Task to carry out:
Repeat all the records exactly, omitting pictures.

--- Start Material provided ---

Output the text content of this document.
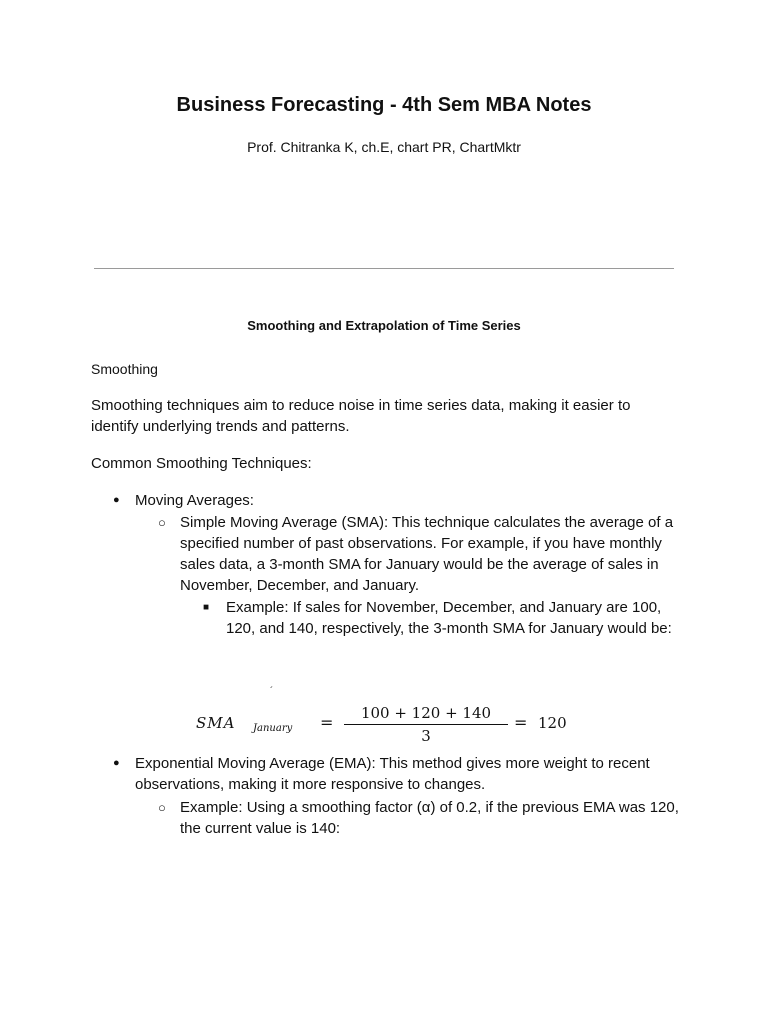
Business Forecasting - 4th Sem MBA Notes
Prof. Chitranka K, ch.E, chart PR, ChartMktr
Smoothing and Extrapolation of Time Series
Smoothing
Smoothing techniques aim to reduce noise in time series data, making it easier to identify underlying trends and patterns.
Common Smoothing Techniques:
● Moving Averages:
○ Simple Moving Average (SMA): This technique calculates the average of a specified number of past observations. For example, if you have monthly sales data, a 3-month SMA for January would be the average of sales in November, December, and January.
■ Example: If sales for November, December, and January are 100, 120, and 140, respectively, the 3-month SMA for January would be:
´
SMA January =	100 + 120 + 140
3
= 120
● Exponential Moving Average (EMA): This method gives more weight to recent observations, making it more responsive to changes.
○ Example: Using a smoothing factor (α) of 0.2, if the previous EMA was 120, the current value is 140:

--- End Material provided ---

The result:
Output the text content of this document.
Business Forecasting - 4th Sem MBA Notes
Prof. Chitranka K, ch.E, chart PR, ChartMktr
Smoothing and Extrapolation of Time Series
Smoothing
Smoothing techniques aim to reduce noise in time series data, making it easier to identify underlying trends and patterns.
Common Smoothing Techniques:
● Moving Averages:
○ Simple Moving Average (SMA): This technique calculates the average of a specified number of past observations. For example, if you have monthly sales data, a 3-month SMA for January would be the average of sales in November, December, and January.
■ Example: If sales for November, December, and January are 100, 120, and 140, respectively, the 3-month SMA for January would be:
´
SMA January =	100 + 120 + 140
3
= 120
● Exponential Moving Average (EMA): This method gives more weight to recent observations, making it more responsive to changes.
○ Example: Using a smoothing factor (α) of 0.2, if the previous EMA was 120, the current value is 140:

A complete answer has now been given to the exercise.